• Task objective
Search the listing below for the word "JSON" and copy each line that holds it.

(Source data)
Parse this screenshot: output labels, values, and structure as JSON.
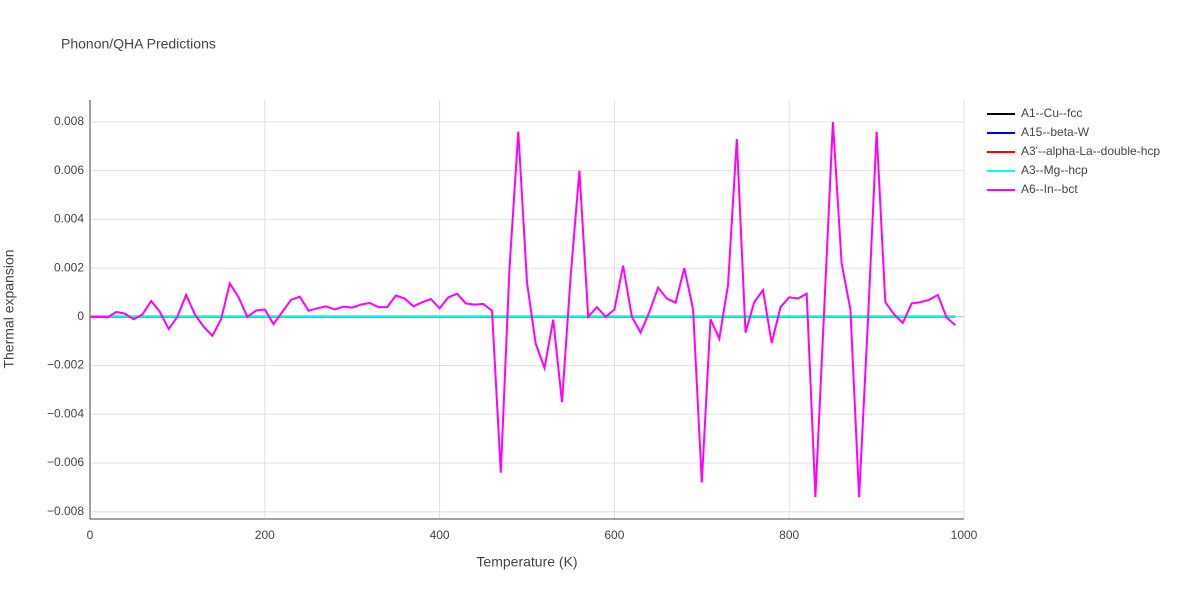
{
  "chart_data": {
    "type": "line",
    "title": "Phonon/QHA Predictions",
    "xlabel": "Temperature (K)",
    "ylabel": "Thermal expansion",
    "x": [
      0,
      10,
      20,
      30,
      40,
      50,
      60,
      70,
      80,
      90,
      100,
      110,
      120,
      130,
      140,
      150,
      160,
      170,
      180,
      190,
      200,
      210,
      220,
      230,
      240,
      250,
      260,
      270,
      280,
      290,
      300,
      310,
      320,
      330,
      340,
      350,
      360,
      370,
      380,
      390,
      400,
      410,
      420,
      430,
      440,
      450,
      460,
      470,
      480,
      490,
      500,
      510,
      520,
      530,
      540,
      550,
      560,
      570,
      580,
      590,
      600,
      610,
      620,
      630,
      640,
      650,
      660,
      670,
      680,
      690,
      700,
      710,
      720,
      730,
      740,
      750,
      760,
      770,
      780,
      790,
      800,
      810,
      820,
      830,
      840,
      850,
      860,
      870,
      880,
      890,
      900,
      910,
      920,
      930,
      940,
      950,
      960,
      970,
      980,
      990
    ],
    "series": [
      {
        "name": "A1--Cu--fcc",
        "color": "#000000",
        "values": [
          0,
          0,
          0,
          0,
          0,
          0,
          0,
          0,
          0,
          0,
          0,
          0,
          0,
          0,
          0,
          0,
          0,
          0,
          0,
          0,
          0,
          0,
          0,
          0,
          0,
          0,
          0,
          0,
          0,
          0,
          0,
          0,
          0,
          0,
          0,
          0,
          0,
          0,
          0,
          0,
          0,
          0,
          0,
          0,
          0,
          0,
          0,
          0,
          0,
          0,
          0,
          0,
          0,
          0,
          0,
          0,
          0,
          0,
          0,
          0,
          0,
          0,
          0,
          0,
          0,
          0,
          0,
          0,
          0,
          0,
          0,
          0,
          0,
          0,
          0,
          0,
          0,
          0,
          0,
          0,
          0,
          0,
          0,
          0,
          0,
          0,
          0,
          0,
          0,
          0,
          0,
          0,
          0,
          0,
          0,
          0,
          0,
          0,
          0,
          0
        ]
      },
      {
        "name": "A15--beta-W",
        "color": "#0000ff",
        "values": [
          0,
          0,
          0,
          0,
          0,
          0,
          0,
          0,
          0,
          0,
          0,
          0,
          0,
          0,
          0,
          0,
          0,
          0,
          0,
          0,
          0,
          0,
          0,
          0,
          0,
          0,
          0,
          0,
          0,
          0,
          0,
          0,
          0,
          0,
          0,
          0,
          0,
          0,
          0,
          0,
          0,
          0,
          0,
          0,
          0,
          0,
          0,
          0,
          0,
          0,
          0,
          0,
          0,
          0,
          0,
          0,
          0,
          0,
          0,
          0,
          0,
          0,
          0,
          0,
          0,
          0,
          0,
          0,
          0,
          0,
          0,
          0,
          0,
          0,
          0,
          0,
          0,
          0,
          0,
          0,
          0,
          0,
          0,
          0,
          0,
          0,
          0,
          0,
          0,
          0,
          0,
          0,
          0,
          0,
          0,
          0,
          0,
          0,
          0,
          0
        ]
      },
      {
        "name": "A3'--alpha-La--double-hcp",
        "color": "#ff0000",
        "values": [
          0,
          0,
          0,
          0,
          0,
          0,
          0,
          0,
          0,
          0,
          0,
          0,
          0,
          0,
          0,
          0,
          0,
          0,
          0,
          0,
          0,
          0,
          0,
          0,
          0,
          0,
          0,
          0,
          0,
          0,
          0,
          0,
          0,
          0,
          0,
          0,
          0,
          0,
          0,
          0,
          0,
          0,
          0,
          0,
          0,
          0,
          0,
          0,
          0,
          0,
          0,
          0,
          0,
          0,
          0,
          0,
          0,
          0,
          0,
          0,
          0,
          0,
          0,
          0,
          0,
          0,
          0,
          0,
          0,
          0,
          0,
          0,
          0,
          0,
          0,
          0,
          0,
          0,
          0,
          0,
          0,
          0,
          0,
          0,
          0,
          0,
          0,
          0,
          0,
          0,
          0,
          0,
          0,
          0,
          0,
          0,
          0,
          0,
          0,
          0
        ]
      },
      {
        "name": "A3--Mg--hcp",
        "color": "#00ffff",
        "values": [
          0,
          0,
          0,
          0,
          0,
          0,
          0,
          0,
          0,
          0,
          0,
          0,
          0,
          0,
          0,
          0,
          0,
          0,
          0,
          0,
          0,
          0,
          0,
          0,
          0,
          0,
          0,
          0,
          0,
          0,
          0,
          0,
          0,
          0,
          0,
          0,
          0,
          0,
          0,
          0,
          0,
          0,
          0,
          0,
          0,
          0,
          0,
          0,
          0,
          0,
          0,
          0,
          0,
          0,
          0,
          0,
          0,
          0,
          0,
          0,
          0,
          0,
          0,
          0,
          0,
          0,
          0,
          0,
          0,
          0,
          0,
          0,
          0,
          0,
          0,
          0,
          0,
          0,
          0,
          0,
          0,
          0,
          0,
          0,
          0,
          0,
          0,
          0,
          0,
          0,
          0,
          0,
          0,
          0,
          0,
          0,
          0,
          0,
          0,
          0
        ]
      },
      {
        "name": "A6--In--bct",
        "color": "#ff00ff",
        "values": [
          0,
          0,
          -2e-05,
          0.0002,
          0.00013,
          -0.0001,
          0.0001,
          0.00065,
          0.0002,
          -0.0005,
          0,
          0.0009,
          0.0001,
          -0.0004,
          -0.00078,
          -0.0001,
          0.00137,
          0.0008,
          0,
          0.00026,
          0.0003,
          -0.0003,
          0.0002,
          0.0007,
          0.00083,
          0.00025,
          0.00035,
          0.00043,
          0.0003,
          0.00042,
          0.00038,
          0.0005,
          0.00057,
          0.0004,
          0.0004,
          0.00088,
          0.00075,
          0.00043,
          0.0006,
          0.00073,
          0.00035,
          0.0008,
          0.00095,
          0.00055,
          0.0005,
          0.00053,
          0.00025,
          -0.0064,
          0.002,
          0.0076,
          0.0014,
          -0.0011,
          -0.0021,
          -0.00012,
          -0.0035,
          0.0017,
          0.006,
          0,
          0.0004,
          0,
          0.0003,
          0.0021,
          0,
          -0.00065,
          0.0002,
          0.0012,
          0.00075,
          0.00058,
          0.002,
          0.0003,
          -0.0068,
          -0.0001,
          -0.0009,
          0.0013,
          0.0073,
          -0.00065,
          0.0006,
          0.0011,
          -0.00108,
          0.0004,
          0.0008,
          0.00075,
          0.00095,
          -0.0074,
          0.0003,
          0.008,
          0.0022,
          0.0003,
          -0.0074,
          -0.0002,
          0.0076,
          0.0006,
          0.0001,
          -0.00025,
          0.00055,
          0.0006,
          0.0007,
          0.0009,
          -2e-05,
          -0.00035
        ]
      }
    ],
    "xlim": [
      0,
      1000
    ],
    "xticks": [
      0,
      200,
      400,
      600,
      800,
      1000
    ],
    "ylim": [
      -0.0083,
      0.0089
    ],
    "yticks": [
      {
        "value": -0.008,
        "label": "−0.008"
      },
      {
        "value": -0.006,
        "label": "−0.006"
      },
      {
        "value": -0.004,
        "label": "−0.004"
      },
      {
        "value": -0.002,
        "label": "−0.002"
      },
      0,
      0.002,
      0.004,
      0.006,
      0.008
    ],
    "grid": true,
    "legend": "right"
  }
}
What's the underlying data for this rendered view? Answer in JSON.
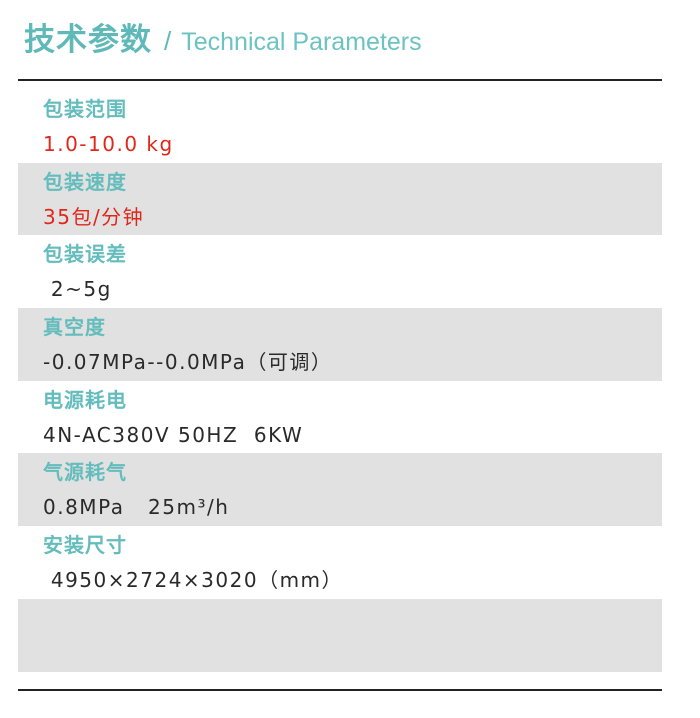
{
  "header": {
    "title_cn": "技术参数",
    "separator": "/",
    "title_en": "Technical Parameters"
  },
  "colors": {
    "accent": "#5fb9b8",
    "highlight": "#e0271b",
    "row_stripe": "#e1e1e1"
  },
  "params": [
    {
      "label": "包装范围",
      "value": "1.0-10.0 kg"
    },
    {
      "label": "包装速度",
      "value": "35包/分钟"
    },
    {
      "label": "包装误差",
      "value": " 2~5g"
    },
    {
      "label": "真空度",
      "value": "-0.07MPa--0.0MPa（可调）"
    },
    {
      "label": "电源耗电",
      "value": "4N-AC380V 50HZ  6KW"
    },
    {
      "label": "气源耗气",
      "value": "0.8MPa   25m³/h"
    },
    {
      "label": "安装尺寸",
      "value": " 4950×2724×3020（mm）"
    }
  ]
}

• Completed task
Parse this screenshot: output labels, values, and structure as JSON.
What's the underlying data for this rendered view? Answer in JSON.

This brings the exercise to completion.